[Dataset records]
--------------------

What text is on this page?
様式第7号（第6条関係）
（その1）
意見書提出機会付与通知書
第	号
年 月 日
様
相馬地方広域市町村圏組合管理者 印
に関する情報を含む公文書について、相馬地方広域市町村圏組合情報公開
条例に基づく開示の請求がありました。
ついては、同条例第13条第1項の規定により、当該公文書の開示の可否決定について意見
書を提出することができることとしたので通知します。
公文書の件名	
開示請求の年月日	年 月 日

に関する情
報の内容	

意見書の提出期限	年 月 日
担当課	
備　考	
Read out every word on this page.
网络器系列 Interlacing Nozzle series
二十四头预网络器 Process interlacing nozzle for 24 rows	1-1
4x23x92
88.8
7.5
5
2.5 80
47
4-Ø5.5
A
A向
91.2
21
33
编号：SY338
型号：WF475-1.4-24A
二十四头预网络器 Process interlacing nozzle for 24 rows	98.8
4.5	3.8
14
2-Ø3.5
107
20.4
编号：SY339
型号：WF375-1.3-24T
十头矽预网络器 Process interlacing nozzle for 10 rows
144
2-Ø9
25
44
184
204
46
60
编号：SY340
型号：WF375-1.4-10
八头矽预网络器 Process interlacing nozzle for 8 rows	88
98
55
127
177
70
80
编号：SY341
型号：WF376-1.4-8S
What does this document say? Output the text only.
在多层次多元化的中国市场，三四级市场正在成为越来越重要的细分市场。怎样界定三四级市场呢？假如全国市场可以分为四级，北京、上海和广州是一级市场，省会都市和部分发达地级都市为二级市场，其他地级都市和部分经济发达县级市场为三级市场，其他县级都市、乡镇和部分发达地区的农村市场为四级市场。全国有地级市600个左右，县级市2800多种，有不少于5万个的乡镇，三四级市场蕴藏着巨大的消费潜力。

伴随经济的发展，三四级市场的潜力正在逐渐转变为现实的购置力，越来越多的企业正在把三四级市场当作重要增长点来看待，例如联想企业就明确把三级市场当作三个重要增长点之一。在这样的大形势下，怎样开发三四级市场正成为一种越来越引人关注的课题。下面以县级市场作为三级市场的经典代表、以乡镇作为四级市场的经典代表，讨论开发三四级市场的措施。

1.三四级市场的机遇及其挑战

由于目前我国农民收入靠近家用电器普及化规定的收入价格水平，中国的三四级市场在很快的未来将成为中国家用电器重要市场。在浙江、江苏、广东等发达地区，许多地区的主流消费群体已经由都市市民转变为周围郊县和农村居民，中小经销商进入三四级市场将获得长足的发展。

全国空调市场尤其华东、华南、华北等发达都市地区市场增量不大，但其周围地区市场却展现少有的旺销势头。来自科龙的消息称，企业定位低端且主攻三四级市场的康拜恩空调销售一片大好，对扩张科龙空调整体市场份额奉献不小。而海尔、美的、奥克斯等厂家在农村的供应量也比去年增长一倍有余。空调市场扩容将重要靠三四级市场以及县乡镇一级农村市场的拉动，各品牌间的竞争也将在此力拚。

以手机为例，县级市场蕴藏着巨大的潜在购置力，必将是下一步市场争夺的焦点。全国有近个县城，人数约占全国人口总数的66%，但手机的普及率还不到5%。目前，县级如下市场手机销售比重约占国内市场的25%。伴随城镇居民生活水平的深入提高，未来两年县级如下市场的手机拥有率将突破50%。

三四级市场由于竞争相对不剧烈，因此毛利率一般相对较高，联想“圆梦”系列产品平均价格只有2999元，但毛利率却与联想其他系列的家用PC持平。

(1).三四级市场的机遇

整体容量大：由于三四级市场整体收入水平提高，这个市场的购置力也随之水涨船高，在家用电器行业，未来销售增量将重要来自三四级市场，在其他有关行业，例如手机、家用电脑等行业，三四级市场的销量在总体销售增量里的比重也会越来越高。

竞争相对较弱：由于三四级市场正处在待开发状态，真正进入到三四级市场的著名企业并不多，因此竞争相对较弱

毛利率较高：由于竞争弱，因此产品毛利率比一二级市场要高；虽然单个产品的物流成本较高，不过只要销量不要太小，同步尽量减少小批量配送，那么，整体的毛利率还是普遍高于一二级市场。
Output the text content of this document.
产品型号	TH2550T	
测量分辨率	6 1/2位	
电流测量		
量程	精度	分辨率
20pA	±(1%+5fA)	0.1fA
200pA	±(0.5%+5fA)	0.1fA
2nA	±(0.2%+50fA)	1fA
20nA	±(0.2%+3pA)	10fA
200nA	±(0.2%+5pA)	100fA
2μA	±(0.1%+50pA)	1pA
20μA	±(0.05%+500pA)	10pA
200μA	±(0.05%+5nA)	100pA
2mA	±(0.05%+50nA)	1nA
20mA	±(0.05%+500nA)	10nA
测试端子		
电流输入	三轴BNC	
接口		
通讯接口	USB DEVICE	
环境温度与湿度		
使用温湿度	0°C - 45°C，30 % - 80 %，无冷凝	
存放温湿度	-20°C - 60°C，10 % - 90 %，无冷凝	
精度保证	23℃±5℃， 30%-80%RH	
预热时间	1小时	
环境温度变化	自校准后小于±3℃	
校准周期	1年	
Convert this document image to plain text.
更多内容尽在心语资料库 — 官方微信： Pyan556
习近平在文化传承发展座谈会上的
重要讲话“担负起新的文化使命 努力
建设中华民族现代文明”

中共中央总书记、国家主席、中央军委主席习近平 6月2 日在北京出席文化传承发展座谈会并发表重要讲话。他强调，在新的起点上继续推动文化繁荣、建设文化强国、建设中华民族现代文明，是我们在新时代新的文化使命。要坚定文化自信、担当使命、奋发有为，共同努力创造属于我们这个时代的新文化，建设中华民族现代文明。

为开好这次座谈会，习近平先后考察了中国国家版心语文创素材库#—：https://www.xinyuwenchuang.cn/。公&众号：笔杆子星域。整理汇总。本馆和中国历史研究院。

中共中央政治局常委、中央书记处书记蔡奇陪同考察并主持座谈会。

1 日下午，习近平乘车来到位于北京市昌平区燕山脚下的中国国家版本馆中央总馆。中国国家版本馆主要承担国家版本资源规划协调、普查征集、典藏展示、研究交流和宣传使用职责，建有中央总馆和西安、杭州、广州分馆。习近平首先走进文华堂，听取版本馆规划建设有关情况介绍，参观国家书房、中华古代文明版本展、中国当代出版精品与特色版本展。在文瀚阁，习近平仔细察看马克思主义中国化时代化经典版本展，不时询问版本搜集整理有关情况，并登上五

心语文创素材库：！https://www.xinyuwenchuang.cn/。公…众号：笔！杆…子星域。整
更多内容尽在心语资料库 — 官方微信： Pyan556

--------------------

Reproduce exactly the line that holds "Convert this document image to plain text.", then every line after it, ending with the final line of the records above.

THE ANSWER:
Convert this document image to plain text.
更多内容尽在心语资料库 — 官方微信： Pyan556
习近平在文化传承发展座谈会上的
重要讲话“担负起新的文化使命 努力
建设中华民族现代文明”

中共中央总书记、国家主席、中央军委主席习近平 6月2 日在北京出席文化传承发展座谈会并发表重要讲话。他强调，在新的起点上继续推动文化繁荣、建设文化强国、建设中华民族现代文明，是我们在新时代新的文化使命。要坚定文化自信、担当使命、奋发有为，共同努力创造属于我们这个时代的新文化，建设中华民族现代文明。

为开好这次座谈会，习近平先后考察了中国国家版心语文创素材库#—：https://www.xinyuwenchuang.cn/。公&众号：笔杆子星域。整理汇总。本馆和中国历史研究院。

中共中央政治局常委、中央书记处书记蔡奇陪同考察并主持座谈会。

1 日下午，习近平乘车来到位于北京市昌平区燕山脚下的中国国家版本馆中央总馆。中国国家版本馆主要承担国家版本资源规划协调、普查征集、典藏展示、研究交流和宣传使用职责，建有中央总馆和西安、杭州、广州分馆。习近平首先走进文华堂，听取版本馆规划建设有关情况介绍，参观国家书房、中华古代文明版本展、中国当代出版精品与特色版本展。在文瀚阁，习近平仔细察看马克思主义中国化时代化经典版本展，不时询问版本搜集整理有关情况，并登上五

心语文创素材库：！https://www.xinyuwenchuang.cn/。公…众号：笔！杆…子星域。整
更多内容尽在心语资料库 — 官方微信： Pyan556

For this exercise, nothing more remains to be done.